MATERIAL -
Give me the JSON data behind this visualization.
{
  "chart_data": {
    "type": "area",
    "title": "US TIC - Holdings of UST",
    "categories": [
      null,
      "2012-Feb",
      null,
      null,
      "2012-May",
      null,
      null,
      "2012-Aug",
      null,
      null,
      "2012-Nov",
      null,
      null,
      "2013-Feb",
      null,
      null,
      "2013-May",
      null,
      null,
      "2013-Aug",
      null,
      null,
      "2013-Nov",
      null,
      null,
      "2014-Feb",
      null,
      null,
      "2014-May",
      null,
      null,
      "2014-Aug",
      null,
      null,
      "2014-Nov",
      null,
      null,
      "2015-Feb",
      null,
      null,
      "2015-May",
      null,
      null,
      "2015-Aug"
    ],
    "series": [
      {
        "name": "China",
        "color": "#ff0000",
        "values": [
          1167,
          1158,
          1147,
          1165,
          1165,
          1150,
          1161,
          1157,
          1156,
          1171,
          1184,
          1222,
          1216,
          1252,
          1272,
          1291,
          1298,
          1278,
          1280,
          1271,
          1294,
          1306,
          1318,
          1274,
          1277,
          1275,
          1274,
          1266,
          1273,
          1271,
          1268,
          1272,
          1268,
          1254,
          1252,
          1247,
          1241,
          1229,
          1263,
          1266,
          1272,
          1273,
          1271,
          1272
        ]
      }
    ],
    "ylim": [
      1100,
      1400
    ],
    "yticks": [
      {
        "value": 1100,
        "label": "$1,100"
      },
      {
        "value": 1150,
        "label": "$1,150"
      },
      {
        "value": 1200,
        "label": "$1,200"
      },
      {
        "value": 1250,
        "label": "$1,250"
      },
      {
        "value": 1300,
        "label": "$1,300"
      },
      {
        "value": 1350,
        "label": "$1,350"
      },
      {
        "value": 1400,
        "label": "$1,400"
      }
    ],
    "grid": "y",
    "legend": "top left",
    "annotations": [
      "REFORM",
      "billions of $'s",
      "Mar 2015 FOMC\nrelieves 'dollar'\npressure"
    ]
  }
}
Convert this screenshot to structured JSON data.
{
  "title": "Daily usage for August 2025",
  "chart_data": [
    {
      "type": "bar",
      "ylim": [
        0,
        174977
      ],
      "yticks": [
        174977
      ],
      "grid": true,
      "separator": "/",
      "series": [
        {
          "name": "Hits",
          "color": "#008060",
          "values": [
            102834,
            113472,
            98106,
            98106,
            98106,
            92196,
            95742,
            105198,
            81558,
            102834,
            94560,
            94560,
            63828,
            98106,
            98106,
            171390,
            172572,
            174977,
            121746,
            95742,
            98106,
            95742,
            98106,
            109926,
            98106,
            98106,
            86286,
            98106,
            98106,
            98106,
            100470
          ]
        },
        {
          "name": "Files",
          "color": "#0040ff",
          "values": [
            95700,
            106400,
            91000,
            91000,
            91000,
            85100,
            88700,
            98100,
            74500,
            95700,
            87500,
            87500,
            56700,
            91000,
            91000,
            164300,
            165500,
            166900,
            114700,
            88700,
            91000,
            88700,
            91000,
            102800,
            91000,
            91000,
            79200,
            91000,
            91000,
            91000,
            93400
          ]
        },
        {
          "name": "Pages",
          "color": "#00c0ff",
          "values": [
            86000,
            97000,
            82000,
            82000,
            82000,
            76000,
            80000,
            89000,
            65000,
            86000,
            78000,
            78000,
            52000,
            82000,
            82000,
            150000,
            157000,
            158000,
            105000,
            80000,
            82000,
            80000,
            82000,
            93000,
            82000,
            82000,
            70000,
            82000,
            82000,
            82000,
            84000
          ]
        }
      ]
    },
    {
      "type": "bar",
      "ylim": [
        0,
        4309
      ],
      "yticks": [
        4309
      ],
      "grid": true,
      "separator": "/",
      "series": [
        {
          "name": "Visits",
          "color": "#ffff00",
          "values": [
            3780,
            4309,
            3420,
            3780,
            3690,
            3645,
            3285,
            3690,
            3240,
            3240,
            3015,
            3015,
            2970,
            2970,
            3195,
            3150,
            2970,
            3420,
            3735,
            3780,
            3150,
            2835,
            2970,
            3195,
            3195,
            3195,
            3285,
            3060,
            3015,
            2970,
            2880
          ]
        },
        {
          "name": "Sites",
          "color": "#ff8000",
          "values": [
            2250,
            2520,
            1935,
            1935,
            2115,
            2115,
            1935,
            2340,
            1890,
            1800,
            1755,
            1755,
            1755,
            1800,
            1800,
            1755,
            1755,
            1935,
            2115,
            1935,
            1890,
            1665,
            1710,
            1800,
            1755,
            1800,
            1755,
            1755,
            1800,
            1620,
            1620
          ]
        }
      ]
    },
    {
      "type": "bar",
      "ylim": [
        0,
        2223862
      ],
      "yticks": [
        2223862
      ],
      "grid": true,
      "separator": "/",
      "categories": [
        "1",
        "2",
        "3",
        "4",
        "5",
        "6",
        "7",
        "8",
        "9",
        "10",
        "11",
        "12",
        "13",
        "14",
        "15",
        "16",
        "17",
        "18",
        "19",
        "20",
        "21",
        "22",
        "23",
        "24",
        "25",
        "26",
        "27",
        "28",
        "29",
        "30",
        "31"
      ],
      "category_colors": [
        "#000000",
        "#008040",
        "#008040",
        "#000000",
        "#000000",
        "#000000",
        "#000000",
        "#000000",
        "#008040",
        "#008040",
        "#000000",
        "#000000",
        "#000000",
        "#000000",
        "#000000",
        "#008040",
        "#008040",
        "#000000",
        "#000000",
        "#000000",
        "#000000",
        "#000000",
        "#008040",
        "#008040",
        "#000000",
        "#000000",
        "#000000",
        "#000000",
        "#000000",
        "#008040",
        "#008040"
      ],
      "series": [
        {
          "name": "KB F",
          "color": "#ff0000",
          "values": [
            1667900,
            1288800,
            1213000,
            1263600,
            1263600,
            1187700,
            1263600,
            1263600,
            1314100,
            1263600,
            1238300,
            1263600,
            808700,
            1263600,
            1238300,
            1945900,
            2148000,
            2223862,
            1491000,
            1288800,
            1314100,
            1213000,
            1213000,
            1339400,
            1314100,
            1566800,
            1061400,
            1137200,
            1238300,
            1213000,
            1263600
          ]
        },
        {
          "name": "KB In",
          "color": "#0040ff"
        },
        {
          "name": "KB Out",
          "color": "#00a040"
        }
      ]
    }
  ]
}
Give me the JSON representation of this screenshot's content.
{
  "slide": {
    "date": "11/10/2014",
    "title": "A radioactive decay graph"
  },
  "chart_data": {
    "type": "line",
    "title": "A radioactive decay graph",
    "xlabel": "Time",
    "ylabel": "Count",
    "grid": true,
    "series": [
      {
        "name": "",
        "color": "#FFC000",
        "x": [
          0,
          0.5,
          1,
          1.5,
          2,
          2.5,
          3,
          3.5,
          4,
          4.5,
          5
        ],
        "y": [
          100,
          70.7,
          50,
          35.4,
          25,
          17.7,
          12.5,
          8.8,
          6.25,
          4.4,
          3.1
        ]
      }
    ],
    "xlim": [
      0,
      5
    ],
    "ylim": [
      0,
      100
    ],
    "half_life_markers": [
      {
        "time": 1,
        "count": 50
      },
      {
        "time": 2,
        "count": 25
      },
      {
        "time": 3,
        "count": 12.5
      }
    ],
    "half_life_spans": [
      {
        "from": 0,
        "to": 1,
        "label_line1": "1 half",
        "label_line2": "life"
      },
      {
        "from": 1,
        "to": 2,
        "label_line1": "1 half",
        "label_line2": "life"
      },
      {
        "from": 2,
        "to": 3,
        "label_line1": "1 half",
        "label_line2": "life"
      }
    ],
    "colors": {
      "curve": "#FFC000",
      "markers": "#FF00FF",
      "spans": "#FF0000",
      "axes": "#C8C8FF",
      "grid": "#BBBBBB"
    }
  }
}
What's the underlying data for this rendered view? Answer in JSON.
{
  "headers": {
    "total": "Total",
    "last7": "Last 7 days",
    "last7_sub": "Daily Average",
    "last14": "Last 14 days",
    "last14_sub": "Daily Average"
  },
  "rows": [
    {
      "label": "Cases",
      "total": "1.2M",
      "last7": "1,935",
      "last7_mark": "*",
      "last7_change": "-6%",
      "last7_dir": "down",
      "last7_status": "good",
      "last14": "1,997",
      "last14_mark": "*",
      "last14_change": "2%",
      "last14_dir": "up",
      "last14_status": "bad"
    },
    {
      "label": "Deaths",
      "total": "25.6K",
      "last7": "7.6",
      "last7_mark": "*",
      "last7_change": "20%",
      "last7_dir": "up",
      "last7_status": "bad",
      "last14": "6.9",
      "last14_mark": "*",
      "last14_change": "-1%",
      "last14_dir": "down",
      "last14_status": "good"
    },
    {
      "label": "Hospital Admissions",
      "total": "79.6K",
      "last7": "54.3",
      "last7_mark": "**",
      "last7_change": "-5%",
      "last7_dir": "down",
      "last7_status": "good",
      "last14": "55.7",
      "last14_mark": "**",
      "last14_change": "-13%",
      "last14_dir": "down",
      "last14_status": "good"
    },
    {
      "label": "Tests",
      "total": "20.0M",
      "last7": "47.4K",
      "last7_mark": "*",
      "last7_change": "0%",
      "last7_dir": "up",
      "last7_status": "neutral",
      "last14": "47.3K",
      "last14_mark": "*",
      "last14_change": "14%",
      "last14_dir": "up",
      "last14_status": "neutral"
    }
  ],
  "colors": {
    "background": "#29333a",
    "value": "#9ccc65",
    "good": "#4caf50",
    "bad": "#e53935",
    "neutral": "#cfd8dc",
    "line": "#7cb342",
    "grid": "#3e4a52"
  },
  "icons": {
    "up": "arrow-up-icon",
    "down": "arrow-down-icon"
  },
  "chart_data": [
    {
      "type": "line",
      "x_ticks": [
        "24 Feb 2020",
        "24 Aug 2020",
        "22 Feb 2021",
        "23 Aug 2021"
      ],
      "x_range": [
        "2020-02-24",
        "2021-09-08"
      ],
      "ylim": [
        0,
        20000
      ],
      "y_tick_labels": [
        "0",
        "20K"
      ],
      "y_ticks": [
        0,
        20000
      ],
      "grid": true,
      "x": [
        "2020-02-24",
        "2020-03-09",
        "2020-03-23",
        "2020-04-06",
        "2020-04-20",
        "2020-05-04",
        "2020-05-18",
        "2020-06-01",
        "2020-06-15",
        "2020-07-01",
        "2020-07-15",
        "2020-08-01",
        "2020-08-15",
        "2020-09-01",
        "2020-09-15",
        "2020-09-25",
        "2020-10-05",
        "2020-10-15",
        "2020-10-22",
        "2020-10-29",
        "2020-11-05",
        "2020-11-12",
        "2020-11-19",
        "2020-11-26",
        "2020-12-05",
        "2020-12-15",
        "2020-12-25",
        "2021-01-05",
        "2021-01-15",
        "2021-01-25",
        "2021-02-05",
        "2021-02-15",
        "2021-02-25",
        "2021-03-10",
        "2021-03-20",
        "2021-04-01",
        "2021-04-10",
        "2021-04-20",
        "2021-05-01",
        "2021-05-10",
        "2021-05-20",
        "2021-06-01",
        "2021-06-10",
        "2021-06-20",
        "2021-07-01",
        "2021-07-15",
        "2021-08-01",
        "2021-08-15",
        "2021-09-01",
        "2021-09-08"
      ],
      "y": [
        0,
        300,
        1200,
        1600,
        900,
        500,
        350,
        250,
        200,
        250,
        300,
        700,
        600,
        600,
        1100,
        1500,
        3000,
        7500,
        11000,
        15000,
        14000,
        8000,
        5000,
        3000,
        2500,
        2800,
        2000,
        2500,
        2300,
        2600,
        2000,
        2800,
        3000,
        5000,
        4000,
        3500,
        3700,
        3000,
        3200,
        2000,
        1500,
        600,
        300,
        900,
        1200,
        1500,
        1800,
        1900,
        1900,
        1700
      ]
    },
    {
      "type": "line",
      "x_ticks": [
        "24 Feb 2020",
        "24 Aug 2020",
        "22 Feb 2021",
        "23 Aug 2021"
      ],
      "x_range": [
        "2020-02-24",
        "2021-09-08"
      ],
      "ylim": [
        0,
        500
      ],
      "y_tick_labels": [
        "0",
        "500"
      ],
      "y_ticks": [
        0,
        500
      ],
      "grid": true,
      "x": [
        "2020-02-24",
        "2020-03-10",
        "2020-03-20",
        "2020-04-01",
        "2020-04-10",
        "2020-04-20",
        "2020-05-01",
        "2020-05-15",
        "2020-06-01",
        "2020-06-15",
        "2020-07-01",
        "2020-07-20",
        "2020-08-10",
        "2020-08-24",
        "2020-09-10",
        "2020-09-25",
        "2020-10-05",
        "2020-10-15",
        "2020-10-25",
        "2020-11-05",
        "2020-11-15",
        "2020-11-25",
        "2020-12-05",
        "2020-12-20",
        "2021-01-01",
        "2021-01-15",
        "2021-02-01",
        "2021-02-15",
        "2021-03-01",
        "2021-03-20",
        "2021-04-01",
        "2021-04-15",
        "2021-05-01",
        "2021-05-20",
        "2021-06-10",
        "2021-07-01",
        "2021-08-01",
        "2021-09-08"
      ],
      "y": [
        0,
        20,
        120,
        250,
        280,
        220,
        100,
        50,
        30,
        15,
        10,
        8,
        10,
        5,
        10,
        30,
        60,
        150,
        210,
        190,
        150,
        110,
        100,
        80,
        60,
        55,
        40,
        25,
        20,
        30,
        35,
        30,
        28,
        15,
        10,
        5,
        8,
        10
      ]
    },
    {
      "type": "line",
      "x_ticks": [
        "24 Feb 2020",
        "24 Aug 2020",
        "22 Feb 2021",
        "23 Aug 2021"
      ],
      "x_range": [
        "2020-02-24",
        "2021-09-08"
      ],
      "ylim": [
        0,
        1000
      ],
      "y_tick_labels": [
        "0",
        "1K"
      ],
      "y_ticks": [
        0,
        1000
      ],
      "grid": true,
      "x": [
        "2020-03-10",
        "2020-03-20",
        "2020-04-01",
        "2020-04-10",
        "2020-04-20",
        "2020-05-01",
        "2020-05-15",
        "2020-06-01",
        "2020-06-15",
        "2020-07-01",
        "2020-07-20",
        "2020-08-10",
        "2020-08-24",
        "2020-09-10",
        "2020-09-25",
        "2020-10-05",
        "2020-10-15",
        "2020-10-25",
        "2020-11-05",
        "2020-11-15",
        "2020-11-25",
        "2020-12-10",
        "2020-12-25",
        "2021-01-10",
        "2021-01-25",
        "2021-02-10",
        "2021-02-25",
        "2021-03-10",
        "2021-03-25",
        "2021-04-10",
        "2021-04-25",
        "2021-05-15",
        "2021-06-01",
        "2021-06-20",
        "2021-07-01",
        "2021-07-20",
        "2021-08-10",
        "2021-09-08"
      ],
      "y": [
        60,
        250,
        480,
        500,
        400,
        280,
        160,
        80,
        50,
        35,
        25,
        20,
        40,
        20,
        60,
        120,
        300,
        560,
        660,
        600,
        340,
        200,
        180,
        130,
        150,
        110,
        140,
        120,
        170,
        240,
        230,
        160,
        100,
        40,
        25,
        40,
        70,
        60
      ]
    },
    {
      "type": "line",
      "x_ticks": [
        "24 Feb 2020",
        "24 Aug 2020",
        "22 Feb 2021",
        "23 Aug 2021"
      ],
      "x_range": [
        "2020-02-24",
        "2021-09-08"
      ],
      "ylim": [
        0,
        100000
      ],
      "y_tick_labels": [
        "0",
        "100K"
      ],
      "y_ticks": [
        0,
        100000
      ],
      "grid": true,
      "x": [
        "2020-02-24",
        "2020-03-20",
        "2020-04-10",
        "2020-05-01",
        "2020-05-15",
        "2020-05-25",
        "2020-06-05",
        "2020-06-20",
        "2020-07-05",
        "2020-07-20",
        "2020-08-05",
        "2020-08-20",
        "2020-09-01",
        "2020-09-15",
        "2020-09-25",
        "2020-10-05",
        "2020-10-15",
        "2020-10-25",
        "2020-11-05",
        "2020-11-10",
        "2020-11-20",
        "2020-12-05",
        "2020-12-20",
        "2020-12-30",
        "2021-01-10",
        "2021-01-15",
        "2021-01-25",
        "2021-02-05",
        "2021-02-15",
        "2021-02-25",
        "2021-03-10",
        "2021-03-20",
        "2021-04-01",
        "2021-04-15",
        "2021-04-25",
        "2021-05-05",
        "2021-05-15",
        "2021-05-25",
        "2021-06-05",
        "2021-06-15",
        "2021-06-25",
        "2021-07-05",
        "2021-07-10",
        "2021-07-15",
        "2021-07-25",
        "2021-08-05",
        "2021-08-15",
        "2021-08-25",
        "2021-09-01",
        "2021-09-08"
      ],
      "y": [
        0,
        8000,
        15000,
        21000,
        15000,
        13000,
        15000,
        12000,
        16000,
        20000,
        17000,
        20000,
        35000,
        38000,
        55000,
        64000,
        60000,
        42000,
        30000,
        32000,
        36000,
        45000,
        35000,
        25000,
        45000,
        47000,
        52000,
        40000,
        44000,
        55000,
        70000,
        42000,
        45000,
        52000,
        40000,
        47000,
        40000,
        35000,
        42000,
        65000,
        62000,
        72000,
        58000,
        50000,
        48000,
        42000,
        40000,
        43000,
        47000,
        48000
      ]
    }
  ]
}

STATED GOAL -
Review the material and copy each line in which the word "radioactive" appears.

EXERCISE OUTPUT -
    "title": "A radioactive decay graph"
    "title": "A radioactive decay graph",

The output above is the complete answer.